──────── Data in this exercise

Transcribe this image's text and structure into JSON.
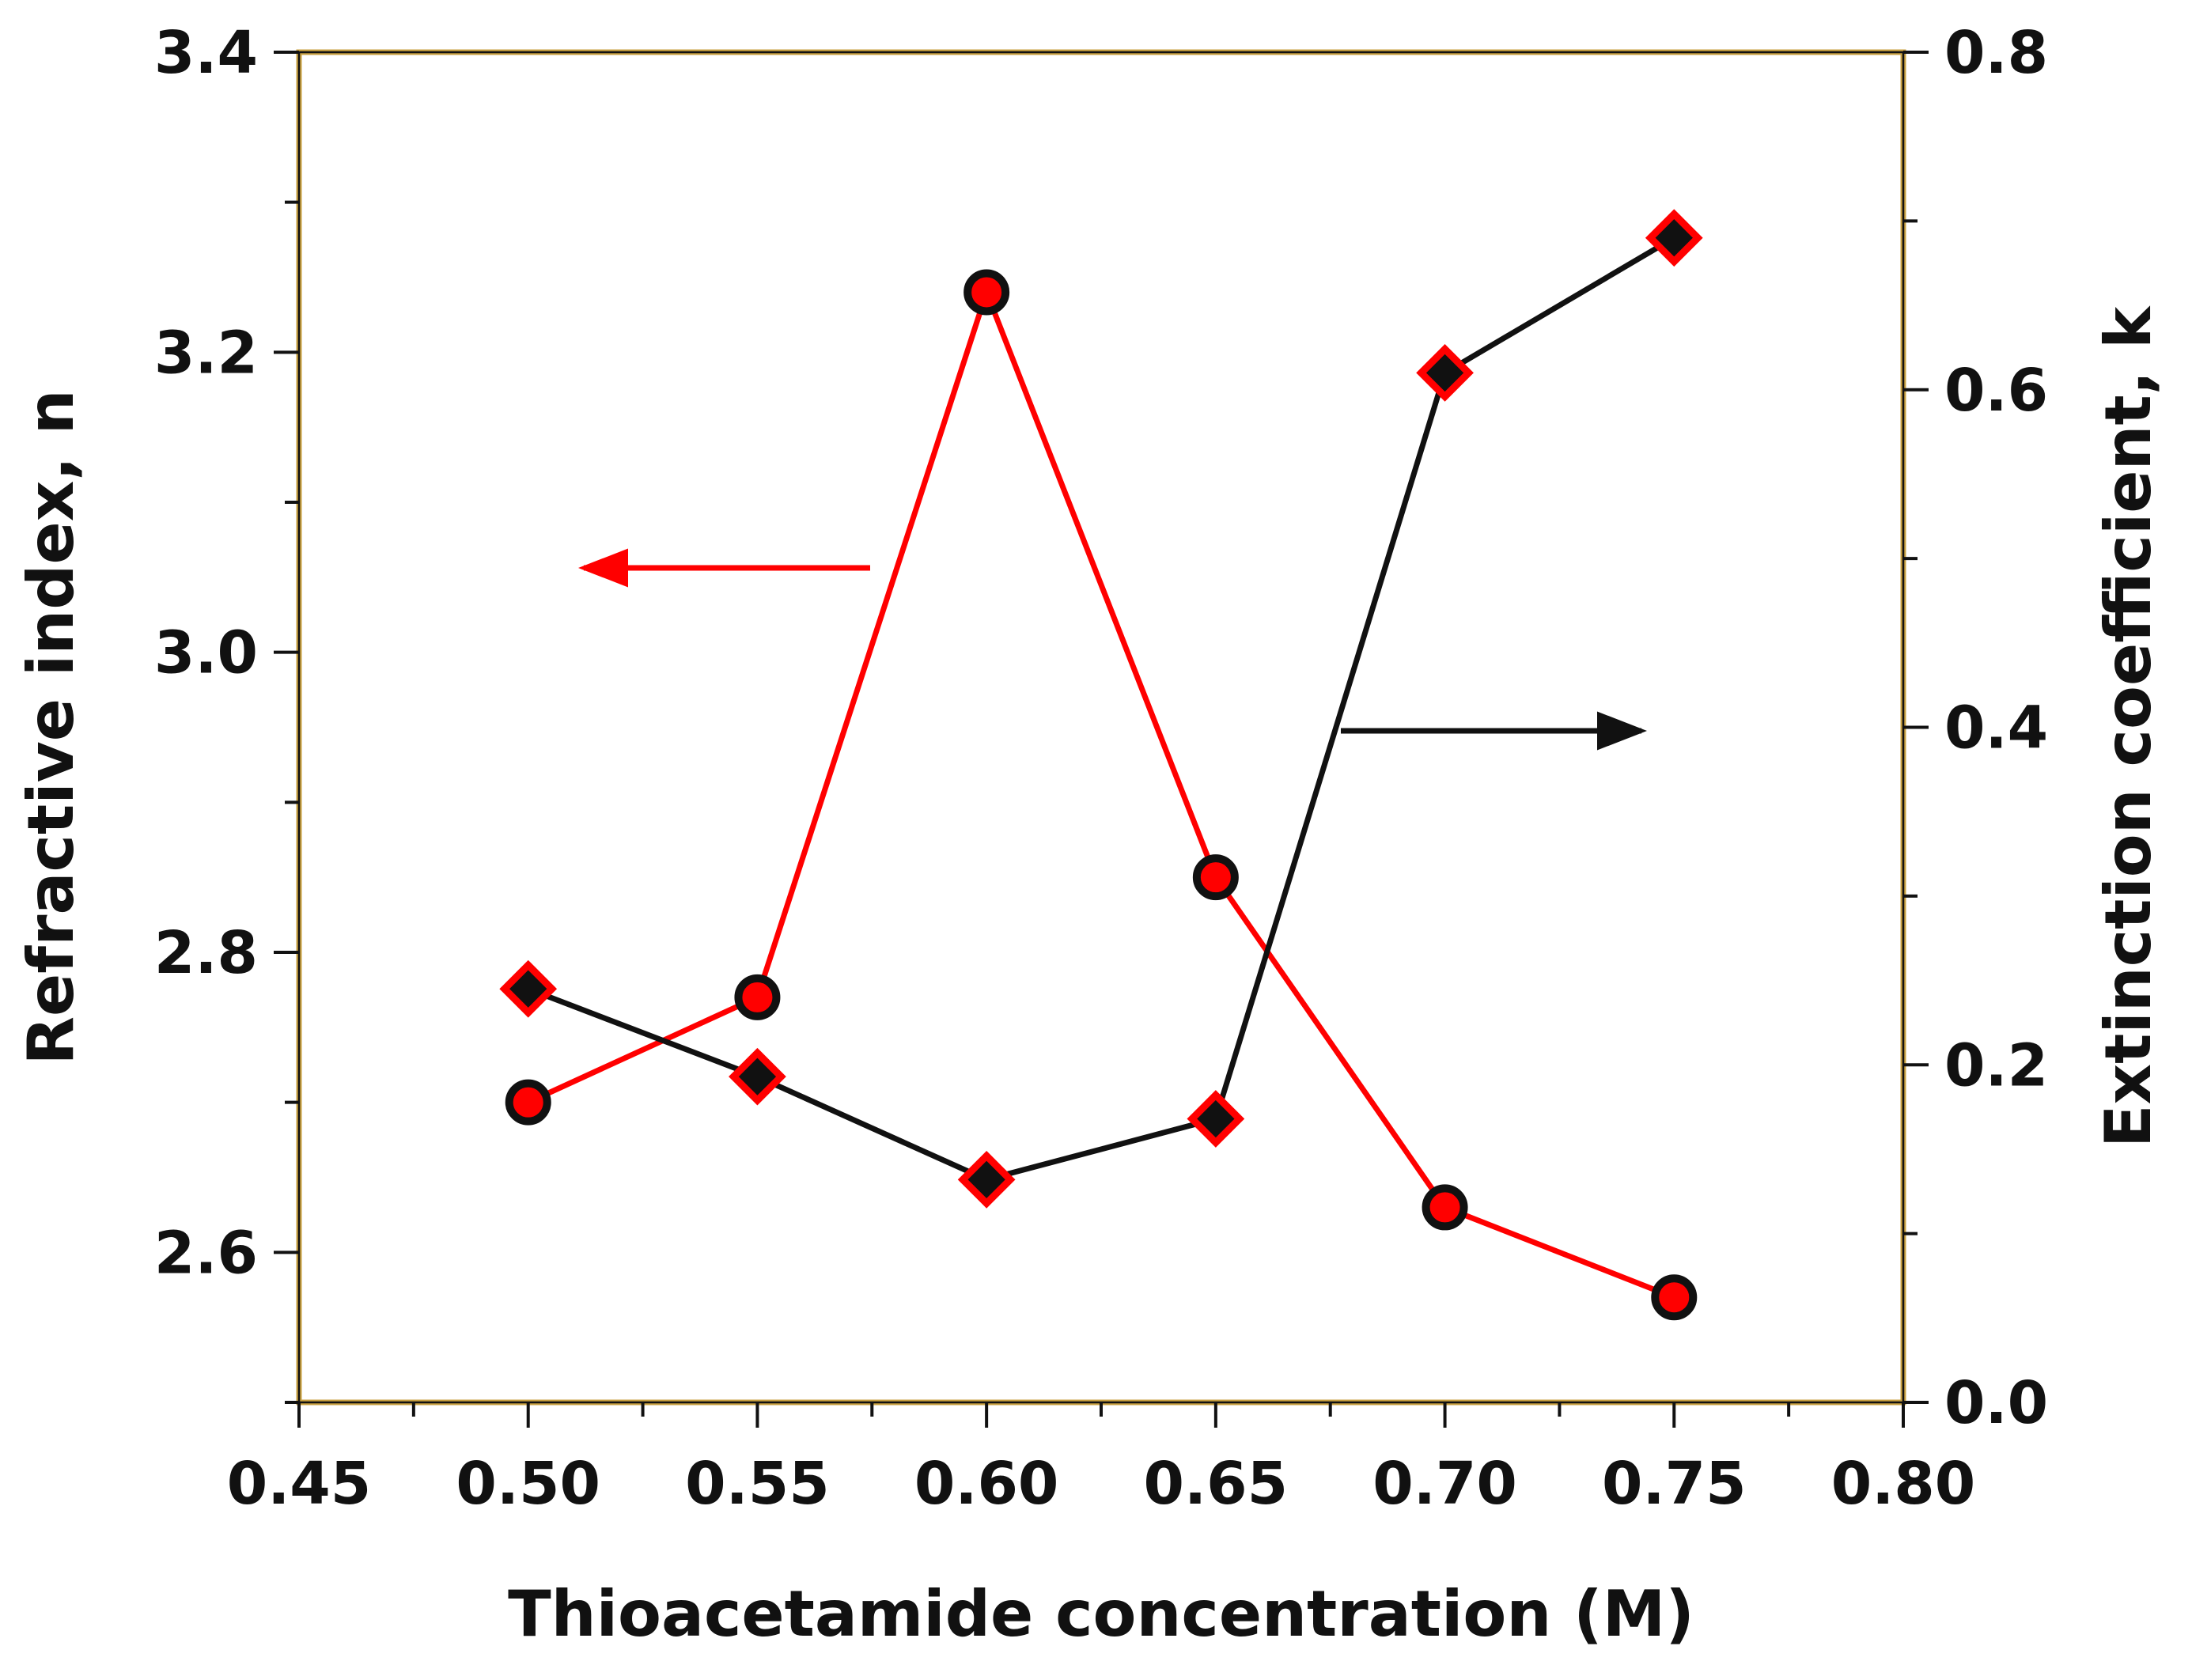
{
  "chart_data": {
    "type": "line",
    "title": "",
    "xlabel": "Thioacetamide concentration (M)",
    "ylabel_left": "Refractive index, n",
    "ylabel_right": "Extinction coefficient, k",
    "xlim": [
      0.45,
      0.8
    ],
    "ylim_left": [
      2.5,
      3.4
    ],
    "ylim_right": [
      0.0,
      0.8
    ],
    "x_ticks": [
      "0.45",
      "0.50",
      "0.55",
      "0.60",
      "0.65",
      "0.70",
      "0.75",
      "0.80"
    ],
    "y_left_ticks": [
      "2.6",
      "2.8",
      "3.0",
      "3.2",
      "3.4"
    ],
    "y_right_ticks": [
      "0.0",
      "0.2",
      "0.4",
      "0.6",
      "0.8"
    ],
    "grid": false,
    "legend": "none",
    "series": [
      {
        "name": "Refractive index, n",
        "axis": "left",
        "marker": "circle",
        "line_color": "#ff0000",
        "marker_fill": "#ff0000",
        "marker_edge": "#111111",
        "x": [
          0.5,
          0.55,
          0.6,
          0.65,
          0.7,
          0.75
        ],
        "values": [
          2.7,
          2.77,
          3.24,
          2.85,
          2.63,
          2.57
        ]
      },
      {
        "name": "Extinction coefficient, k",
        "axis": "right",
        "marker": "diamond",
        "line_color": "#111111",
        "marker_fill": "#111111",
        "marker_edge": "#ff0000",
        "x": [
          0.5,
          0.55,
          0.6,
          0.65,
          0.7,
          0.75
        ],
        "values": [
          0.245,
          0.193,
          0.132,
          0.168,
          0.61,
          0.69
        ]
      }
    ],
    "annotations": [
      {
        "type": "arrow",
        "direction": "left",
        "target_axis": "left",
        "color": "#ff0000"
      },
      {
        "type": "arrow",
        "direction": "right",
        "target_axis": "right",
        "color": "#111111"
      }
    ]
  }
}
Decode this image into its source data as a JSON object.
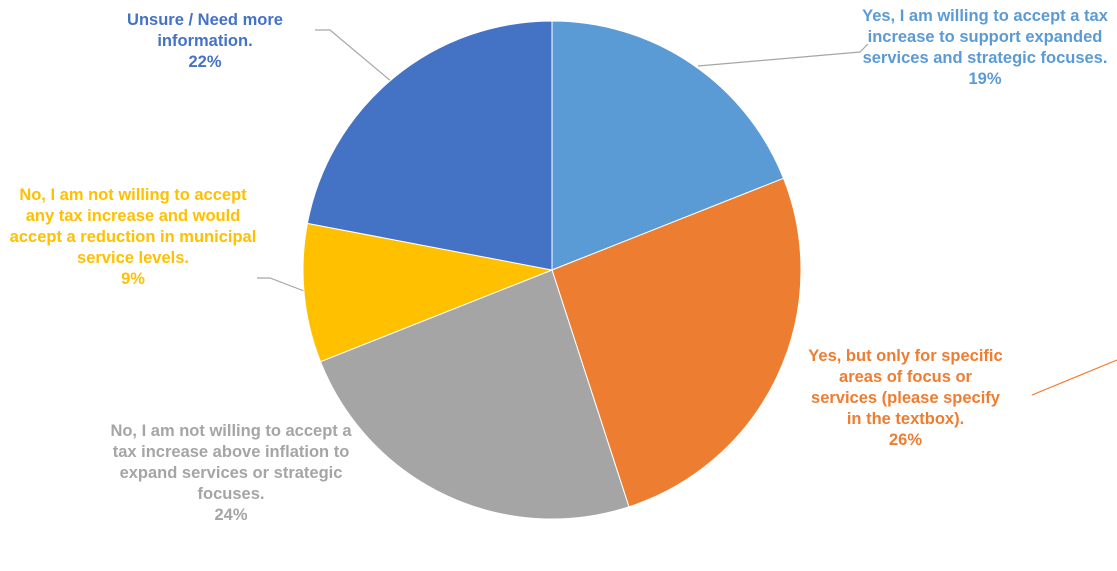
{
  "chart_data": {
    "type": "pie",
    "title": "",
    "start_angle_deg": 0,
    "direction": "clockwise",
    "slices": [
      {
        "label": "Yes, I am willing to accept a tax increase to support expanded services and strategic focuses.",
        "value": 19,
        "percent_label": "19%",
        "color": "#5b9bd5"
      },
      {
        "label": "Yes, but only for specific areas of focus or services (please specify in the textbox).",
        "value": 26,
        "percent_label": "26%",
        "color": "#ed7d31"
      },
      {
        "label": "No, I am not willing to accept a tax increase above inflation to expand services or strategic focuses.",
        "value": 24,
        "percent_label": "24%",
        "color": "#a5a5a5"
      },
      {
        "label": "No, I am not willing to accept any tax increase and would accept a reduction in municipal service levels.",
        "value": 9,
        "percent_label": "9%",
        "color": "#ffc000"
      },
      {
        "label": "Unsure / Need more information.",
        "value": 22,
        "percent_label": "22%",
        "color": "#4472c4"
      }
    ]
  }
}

────────────────

Task details: Find every line in the records above that contains the word "into", and copy each one.

Task output:
Transcribe this image's text and structure into JSON.
Decode this image into its source data as a JSON object.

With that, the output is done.